Dataset records:
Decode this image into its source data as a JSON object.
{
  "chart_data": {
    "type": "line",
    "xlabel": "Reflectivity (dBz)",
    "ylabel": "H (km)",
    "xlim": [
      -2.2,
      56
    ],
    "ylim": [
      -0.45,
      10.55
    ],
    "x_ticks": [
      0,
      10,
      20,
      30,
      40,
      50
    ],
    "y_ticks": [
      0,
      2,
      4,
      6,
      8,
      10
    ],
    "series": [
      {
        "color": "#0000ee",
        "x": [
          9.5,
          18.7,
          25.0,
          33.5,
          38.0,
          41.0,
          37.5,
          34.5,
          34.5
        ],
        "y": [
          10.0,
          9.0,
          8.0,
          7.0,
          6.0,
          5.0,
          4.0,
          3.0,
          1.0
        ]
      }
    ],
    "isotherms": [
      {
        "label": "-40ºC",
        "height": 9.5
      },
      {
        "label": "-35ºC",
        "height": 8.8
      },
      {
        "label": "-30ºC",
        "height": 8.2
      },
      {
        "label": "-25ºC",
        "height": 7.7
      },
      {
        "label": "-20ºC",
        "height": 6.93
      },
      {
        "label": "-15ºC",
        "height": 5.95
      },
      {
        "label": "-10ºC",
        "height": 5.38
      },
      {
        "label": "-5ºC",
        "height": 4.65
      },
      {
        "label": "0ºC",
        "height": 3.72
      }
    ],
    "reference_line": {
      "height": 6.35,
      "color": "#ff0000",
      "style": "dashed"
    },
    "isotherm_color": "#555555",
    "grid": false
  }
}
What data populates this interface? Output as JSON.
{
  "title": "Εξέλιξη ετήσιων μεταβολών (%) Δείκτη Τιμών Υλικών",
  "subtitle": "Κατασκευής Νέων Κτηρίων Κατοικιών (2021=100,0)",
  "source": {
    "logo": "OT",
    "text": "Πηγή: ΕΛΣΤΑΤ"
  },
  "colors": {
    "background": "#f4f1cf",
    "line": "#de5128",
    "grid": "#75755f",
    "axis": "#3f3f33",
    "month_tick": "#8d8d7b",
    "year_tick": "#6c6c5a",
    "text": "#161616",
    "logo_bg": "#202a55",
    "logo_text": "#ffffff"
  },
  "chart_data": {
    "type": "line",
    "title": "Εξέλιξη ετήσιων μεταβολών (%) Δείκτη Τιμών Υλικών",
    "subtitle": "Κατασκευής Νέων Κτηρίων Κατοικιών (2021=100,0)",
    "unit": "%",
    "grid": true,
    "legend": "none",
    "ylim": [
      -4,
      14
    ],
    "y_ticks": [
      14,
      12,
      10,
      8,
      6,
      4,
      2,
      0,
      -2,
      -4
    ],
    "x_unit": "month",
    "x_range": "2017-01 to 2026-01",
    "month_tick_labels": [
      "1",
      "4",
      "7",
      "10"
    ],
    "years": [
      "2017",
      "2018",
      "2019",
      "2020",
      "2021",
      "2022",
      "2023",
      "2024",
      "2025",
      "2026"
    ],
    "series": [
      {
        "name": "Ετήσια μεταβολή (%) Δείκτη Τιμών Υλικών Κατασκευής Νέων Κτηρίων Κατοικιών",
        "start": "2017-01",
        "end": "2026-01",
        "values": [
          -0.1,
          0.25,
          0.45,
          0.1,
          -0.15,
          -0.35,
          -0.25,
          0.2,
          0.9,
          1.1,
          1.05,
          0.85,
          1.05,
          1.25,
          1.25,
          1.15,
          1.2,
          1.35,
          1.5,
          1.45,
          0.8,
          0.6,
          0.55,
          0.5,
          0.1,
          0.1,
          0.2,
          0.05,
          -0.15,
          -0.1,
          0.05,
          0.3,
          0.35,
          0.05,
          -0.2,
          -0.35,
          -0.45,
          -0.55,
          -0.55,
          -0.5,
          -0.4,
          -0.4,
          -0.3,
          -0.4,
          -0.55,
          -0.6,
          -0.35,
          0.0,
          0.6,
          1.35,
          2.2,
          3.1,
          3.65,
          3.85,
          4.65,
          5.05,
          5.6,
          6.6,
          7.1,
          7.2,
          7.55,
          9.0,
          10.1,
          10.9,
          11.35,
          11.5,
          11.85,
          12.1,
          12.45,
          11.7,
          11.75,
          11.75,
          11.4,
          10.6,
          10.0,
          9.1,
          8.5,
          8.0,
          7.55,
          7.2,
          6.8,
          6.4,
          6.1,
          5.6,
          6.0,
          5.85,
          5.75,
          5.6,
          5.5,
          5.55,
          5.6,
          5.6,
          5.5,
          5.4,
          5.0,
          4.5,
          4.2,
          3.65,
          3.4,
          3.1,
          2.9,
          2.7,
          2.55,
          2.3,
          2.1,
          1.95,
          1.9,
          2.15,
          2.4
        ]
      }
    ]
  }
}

The problem: In the entries above, identify every line with the word "source". Copy those lines.

Full answer:
Decode this image into its source data as a JSON object.
  "source": {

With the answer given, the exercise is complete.